Una volta che Gesù ha liberato la persona, se questa ritorna nell’ambito della
religione, causa dell’infermità, per lei non c’è più alcuna speranza. Per i
farisei il peccato è in relazione alla legge, se la obbedisci o no; per Gesù è
in relazione alla vita e consiste nel privare o privarsi della libertà e per
questo è il peccato delle autorità religiose, che privano gli altri della
libertà. Quelli che si privano della libertà sono in peccato e paradossalmente,
quelli che appartengono al mondo della religione vivono nel mondo del peccato,
perché la religione tollera tutto eccetto la libertà degli individui. Ha
bisogno di mantenere le persone in una condizione infantile, immature bisognose
di un capo, che loro riconoscono come tale, che dica loro cosa fare, come fare
e quando fare. È un bambino che ha bisogno del genitore! La persona adulta,
matura, si rende indipendente. Il peccato consiste anche nell’esercitare e
nell’accettare l’oppressore e infine nel rendersi complici di questa
ingiustizia.
Voi morirete nel
vostro peccato. Non c’è speranza perché Dove io vado voi
non potete venire. Non è che i capi non vogliono andare dove va Gesù, non
possono andare, perché per lasciare quel mondo di peccato e seguire Gesù, dovrebbero
abbandonare la loro pretesa di dominare il popolo, di ergersi sopra gli altri,
di disporre della vita degli altri e di imporre loro quello che è giusto o che
non è giusto.
23 E diceva loro:
sembra un dialogo tra sordi, Gesù dice una cosa e loro ne capiscono un’altra
Voi siete quelli del basso, io in quello dell’alto; voi siete di questo mondo,
io non sono di questo mondo. Sono due mondi incompatibili. Quello dell’amore
che si fa servizio - il mondo del Padre, che secondo la cosmologia dell’epoca apparteneva
all’alto, in alto c’è la luce, la vita, - è contrapposto al basso, dove c’è la
morte, dove ci sono le tenebre. Sono due mondi contrapposti. L’amore di Dio che
si traduce in servizio verso gli altri, è incompatibile con il mondo del
potere, dove c’è il dominio delle persone. Sono due sfere diverse, senza alcuna
comunicabilità tra di loro, c’è impossibilità di dialogo. Gesù si muove nella
sfera dell’amore del Padre, attento ai bisogni degli uomini, i capi si muovono
nella sfera della legge di Dio, attenti solo ai bisogni della casta sacerdotale
che loro rappresentano. Sono nell’ambito dell’egoismo, causa di divisione e
ingiustizia e sono spinti da una insaziabile ambizione di potere e di dominio
delle persone. Sono rosi dentro dal possesso del potere. Non sono disposti a
dare la vita per il popolo e per questo non sono capaci di andare con Gesù. Le
autorità non alleviano le sofferenze, sanno solo infliggerle.

========

**ATTIVITÀ PROPOSTE:**
(a) Riassumi in due frasi il commento sul peccato.
(b) Cambia "dominare" in "governare" nel tratto del commento sul peccato che va da "Voi morirete nel" fino a "non è giusto.", e riporta quel tratto.
(c) Scrivi come prosegue il commento sul peccato dopo la sua ultima frase.

Record di annotazione del layout
========

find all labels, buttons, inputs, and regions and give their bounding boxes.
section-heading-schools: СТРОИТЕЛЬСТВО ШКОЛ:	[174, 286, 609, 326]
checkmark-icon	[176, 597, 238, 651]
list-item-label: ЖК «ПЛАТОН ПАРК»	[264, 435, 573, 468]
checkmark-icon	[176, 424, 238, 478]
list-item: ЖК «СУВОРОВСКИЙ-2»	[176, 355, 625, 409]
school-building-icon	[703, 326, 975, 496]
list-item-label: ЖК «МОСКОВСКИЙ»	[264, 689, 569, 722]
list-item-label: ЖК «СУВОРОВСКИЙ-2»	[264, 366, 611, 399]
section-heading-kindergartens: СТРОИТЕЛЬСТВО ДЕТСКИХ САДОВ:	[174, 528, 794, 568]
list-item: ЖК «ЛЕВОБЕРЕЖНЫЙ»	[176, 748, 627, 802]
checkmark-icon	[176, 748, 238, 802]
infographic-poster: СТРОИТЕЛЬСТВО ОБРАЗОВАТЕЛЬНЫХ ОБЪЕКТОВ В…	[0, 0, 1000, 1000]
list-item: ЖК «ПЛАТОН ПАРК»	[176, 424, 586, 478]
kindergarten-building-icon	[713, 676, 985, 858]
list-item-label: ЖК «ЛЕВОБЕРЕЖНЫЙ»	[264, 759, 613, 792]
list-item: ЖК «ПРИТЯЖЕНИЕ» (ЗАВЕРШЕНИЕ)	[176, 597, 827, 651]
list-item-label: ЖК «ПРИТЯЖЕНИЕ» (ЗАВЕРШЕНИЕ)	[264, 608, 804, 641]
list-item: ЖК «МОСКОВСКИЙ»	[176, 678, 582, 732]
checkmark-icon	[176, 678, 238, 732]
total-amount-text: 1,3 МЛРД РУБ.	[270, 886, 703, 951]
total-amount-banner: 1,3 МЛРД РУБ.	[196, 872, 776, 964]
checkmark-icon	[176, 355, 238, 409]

========

**RISPOSTE ATTESE:**
(a) Per Gesù il peccato non dipende dall'obbedienza alla legge, ma consiste nel privare o privarsi della libertà, ed è perciò il peccato delle autorità religiose, perché la religione ha bisogno di mantenere le persone in una condizione infantile. I capi non possono seguire Gesù perché appartengono al mondo del potere e del dominio sulle persone, incompatibile con il mondo dell'amore che si fa servizio.

(b)
Voi morirete nel
vostro peccato. Non c’è speranza perché Dove io vado voi
non potete venire. Non è che i capi non vogliono andare dove va Gesù, non
possono andare, perché per lasciare quel mondo di peccato e seguire Gesù, dovrebbero
abbandonare la loro pretesa di governare il popolo, di ergersi sopra gli altri,
di disporre della vita degli altri e di imporre loro quello che è giusto o che
non è giusto.

(c)
25 Gli dicevano
allora: Tu, chi sei? È la stessa domanda dell’inizio del
vangelo, subito dopo il prologo, quando Giovanni Battista comincia a predicare
e immediatamente da Gerusalemme si scatenano sacerdoti e leviti, la polizia del
Tempio. Raggiungono Giovanni e gli chiedono subito: Tu, chi sei? Era scattato
l’allarme. Quelli che detengono il potere non stanno mai tranquilli, sanno di
essere in una posizione di ingiustizia e temono che qualcuno li possa
spodestare dal loro potere. Chi detiene il potere ha sempre lo sguardo
sospettoso. Qualunque persona che può turbare l’istituzione religiosa, è considerata
un pericolo. Le stesse parole rivolte dalla polizia del Tempio a Giovanni il
Battista sono ora rivolte a Gesù,Tu chi sei? Si scatena l’allarme.
Nell’ipocrisia dell’istituzione religiosa si diceva di pregare per la venuta
del Messia, che se tutta Israele avesse per una volta osservato il sabato,
sarebbe venuto il Messia, ma non sarebbe mai stato osservato! Tutta la
predicazione era per la venuta del Messia, che non veniva a causa dei peccati
del popolo. Ma in cuor loro speravano che non solo il Messia ritardasse la
venuta, ma non venisse mai e dicevano alla gente di pregare per la venuta del
Messia, che tra le opere che avrebbe dovuto compiere, ci sarebbe stata
l’eliminazione della stessa classe dirigente di Israele. Così si spiega il loro
comportamento per la venuta del Battista: Tu chi sei? I sacerdoti erano andati
per interrogarlo, la polizia per arrestarlo; se Giovanni il Battista avesse
ammesso di essere il Messia, lo avrebbero eliminato.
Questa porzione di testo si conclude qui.